*Exercise data*
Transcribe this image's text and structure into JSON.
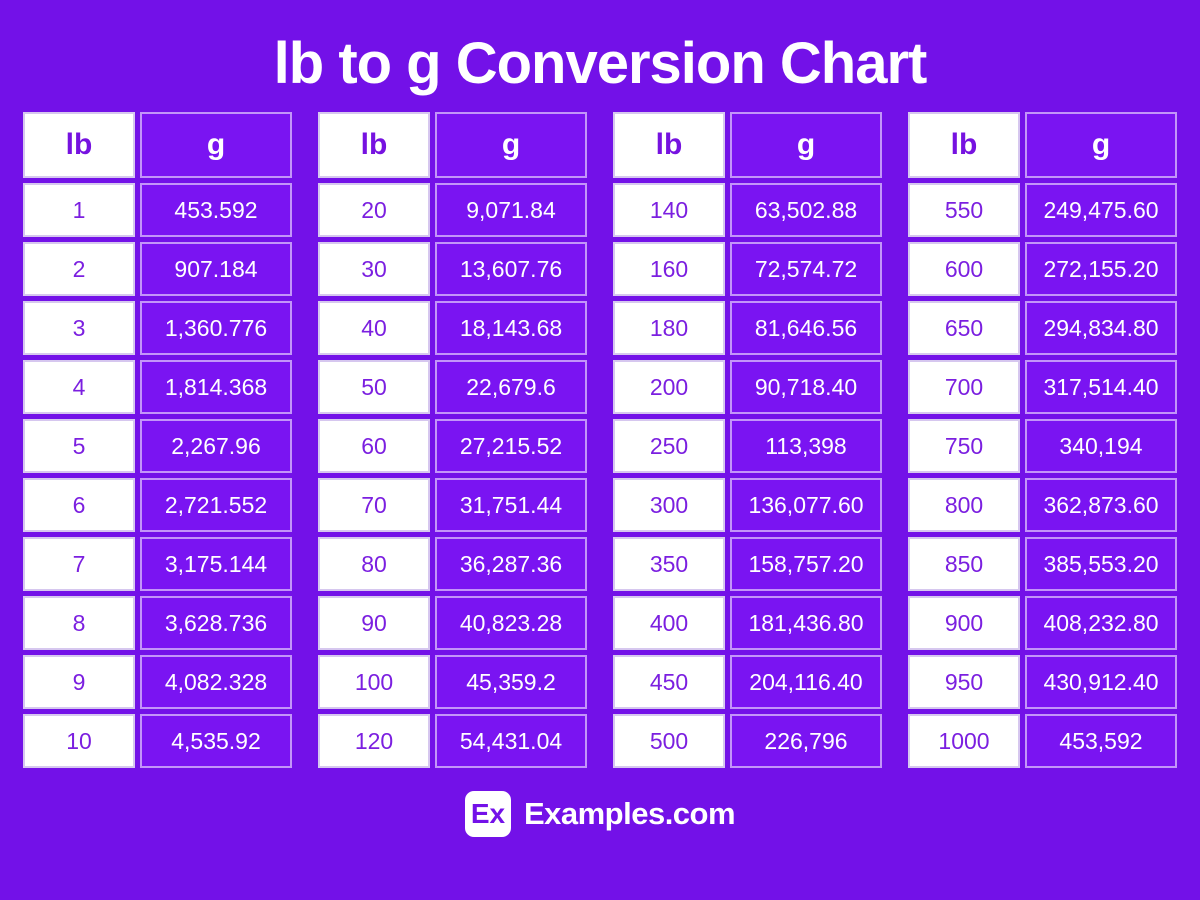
{
  "page": {
    "title": "lb to g Conversion Chart"
  },
  "colors": {
    "background_purple": "#7311E8",
    "cell_purple": "#7A14F2",
    "text_purple": "#7B1FE0",
    "white": "#FFFFFF"
  },
  "footer": {
    "logo_badge": "Ex",
    "logo_text": "Examples.com"
  },
  "chart_data": {
    "type": "table",
    "title": "lb to g Conversion Chart",
    "columns": [
      "lb",
      "g"
    ],
    "tables": [
      {
        "rows": [
          [
            "1",
            "453.592"
          ],
          [
            "2",
            "907.184"
          ],
          [
            "3",
            "1,360.776"
          ],
          [
            "4",
            "1,814.368"
          ],
          [
            "5",
            "2,267.96"
          ],
          [
            "6",
            "2,721.552"
          ],
          [
            "7",
            "3,175.144"
          ],
          [
            "8",
            "3,628.736"
          ],
          [
            "9",
            "4,082.328"
          ],
          [
            "10",
            "4,535.92"
          ]
        ]
      },
      {
        "rows": [
          [
            "20",
            "9,071.84"
          ],
          [
            "30",
            "13,607.76"
          ],
          [
            "40",
            "18,143.68"
          ],
          [
            "50",
            "22,679.6"
          ],
          [
            "60",
            "27,215.52"
          ],
          [
            "70",
            "31,751.44"
          ],
          [
            "80",
            "36,287.36"
          ],
          [
            "90",
            "40,823.28"
          ],
          [
            "100",
            "45,359.2"
          ],
          [
            "120",
            "54,431.04"
          ]
        ]
      },
      {
        "rows": [
          [
            "140",
            "63,502.88"
          ],
          [
            "160",
            "72,574.72"
          ],
          [
            "180",
            "81,646.56"
          ],
          [
            "200",
            "90,718.40"
          ],
          [
            "250",
            "113,398"
          ],
          [
            "300",
            "136,077.60"
          ],
          [
            "350",
            "158,757.20"
          ],
          [
            "400",
            "181,436.80"
          ],
          [
            "450",
            "204,116.40"
          ],
          [
            "500",
            "226,796"
          ]
        ]
      },
      {
        "rows": [
          [
            "550",
            "249,475.60"
          ],
          [
            "600",
            "272,155.20"
          ],
          [
            "650",
            "294,834.80"
          ],
          [
            "700",
            "317,514.40"
          ],
          [
            "750",
            "340,194"
          ],
          [
            "800",
            "362,873.60"
          ],
          [
            "850",
            "385,553.20"
          ],
          [
            "900",
            "408,232.80"
          ],
          [
            "950",
            "430,912.40"
          ],
          [
            "1000",
            "453,592"
          ]
        ]
      }
    ]
  }
}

*Problem*
Every record above must be given again exactly; drop the pictures.

*Output for this exercise*
Transcribe this image's text and structure into JSON.
{
  "page": {
    "title": "lb to g Conversion Chart"
  },
  "colors": {
    "background_purple": "#7311E8",
    "cell_purple": "#7A14F2",
    "text_purple": "#7B1FE0",
    "white": "#FFFFFF"
  },
  "footer": {
    "logo_badge": "Ex",
    "logo_text": "Examples.com"
  },
  "chart_data": {
    "type": "table",
    "title": "lb to g Conversion Chart",
    "columns": [
      "lb",
      "g"
    ],
    "tables": [
      {
        "rows": [
          [
            "1",
            "453.592"
          ],
          [
            "2",
            "907.184"
          ],
          [
            "3",
            "1,360.776"
          ],
          [
            "4",
            "1,814.368"
          ],
          [
            "5",
            "2,267.96"
          ],
          [
            "6",
            "2,721.552"
          ],
          [
            "7",
            "3,175.144"
          ],
          [
            "8",
            "3,628.736"
          ],
          [
            "9",
            "4,082.328"
          ],
          [
            "10",
            "4,535.92"
          ]
        ]
      },
      {
        "rows": [
          [
            "20",
            "9,071.84"
          ],
          [
            "30",
            "13,607.76"
          ],
          [
            "40",
            "18,143.68"
          ],
          [
            "50",
            "22,679.6"
          ],
          [
            "60",
            "27,215.52"
          ],
          [
            "70",
            "31,751.44"
          ],
          [
            "80",
            "36,287.36"
          ],
          [
            "90",
            "40,823.28"
          ],
          [
            "100",
            "45,359.2"
          ],
          [
            "120",
            "54,431.04"
          ]
        ]
      },
      {
        "rows": [
          [
            "140",
            "63,502.88"
          ],
          [
            "160",
            "72,574.72"
          ],
          [
            "180",
            "81,646.56"
          ],
          [
            "200",
            "90,718.40"
          ],
          [
            "250",
            "113,398"
          ],
          [
            "300",
            "136,077.60"
          ],
          [
            "350",
            "158,757.20"
          ],
          [
            "400",
            "181,436.80"
          ],
          [
            "450",
            "204,116.40"
          ],
          [
            "500",
            "226,796"
          ]
        ]
      },
      {
        "rows": [
          [
            "550",
            "249,475.60"
          ],
          [
            "600",
            "272,155.20"
          ],
          [
            "650",
            "294,834.80"
          ],
          [
            "700",
            "317,514.40"
          ],
          [
            "750",
            "340,194"
          ],
          [
            "800",
            "362,873.60"
          ],
          [
            "850",
            "385,553.20"
          ],
          [
            "900",
            "408,232.80"
          ],
          [
            "950",
            "430,912.40"
          ],
          [
            "1000",
            "453,592"
          ]
        ]
      }
    ]
  }
}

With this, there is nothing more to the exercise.